Your task =>
Keep the pictures out of the copy and print all the entries below exactly.

Records provided =>
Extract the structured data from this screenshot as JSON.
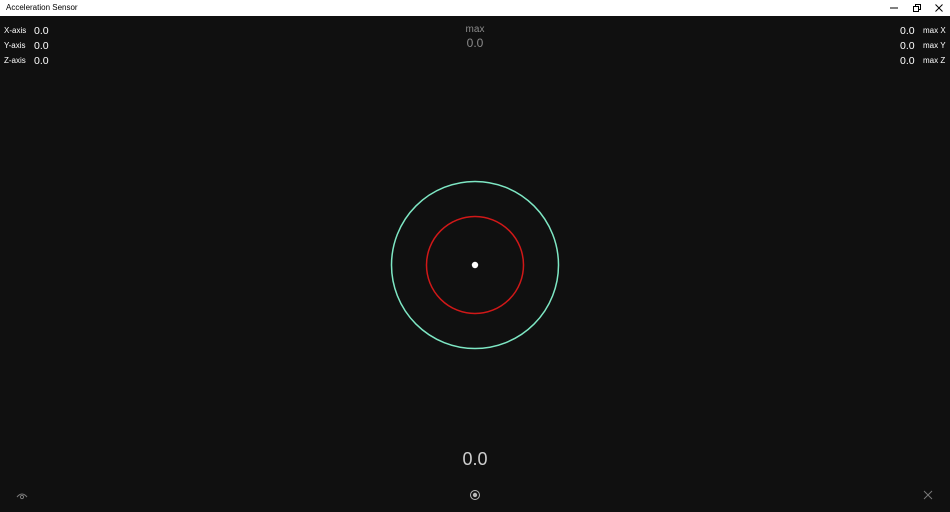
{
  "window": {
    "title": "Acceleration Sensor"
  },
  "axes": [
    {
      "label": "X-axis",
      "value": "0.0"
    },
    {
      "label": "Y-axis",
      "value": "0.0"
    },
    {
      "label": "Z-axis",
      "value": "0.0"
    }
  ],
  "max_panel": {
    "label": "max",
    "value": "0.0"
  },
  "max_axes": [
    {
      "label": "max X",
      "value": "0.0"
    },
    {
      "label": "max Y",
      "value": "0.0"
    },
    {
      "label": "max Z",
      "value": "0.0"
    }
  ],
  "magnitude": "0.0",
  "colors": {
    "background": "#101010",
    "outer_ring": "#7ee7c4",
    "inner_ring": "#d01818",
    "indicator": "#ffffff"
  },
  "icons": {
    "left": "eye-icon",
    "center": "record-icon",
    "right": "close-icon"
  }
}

Complete output =>
Extract the structured data from this screenshot as JSON.
{
  "window": {
    "title": "Acceleration Sensor"
  },
  "axes": [
    {
      "label": "X-axis",
      "value": "0.0"
    },
    {
      "label": "Y-axis",
      "value": "0.0"
    },
    {
      "label": "Z-axis",
      "value": "0.0"
    }
  ],
  "max_panel": {
    "label": "max",
    "value": "0.0"
  },
  "max_axes": [
    {
      "label": "max X",
      "value": "0.0"
    },
    {
      "label": "max Y",
      "value": "0.0"
    },
    {
      "label": "max Z",
      "value": "0.0"
    }
  ],
  "magnitude": "0.0",
  "colors": {
    "background": "#101010",
    "outer_ring": "#7ee7c4",
    "inner_ring": "#d01818",
    "indicator": "#ffffff"
  },
  "icons": {
    "left": "eye-icon",
    "center": "record-icon",
    "right": "close-icon"
  }
}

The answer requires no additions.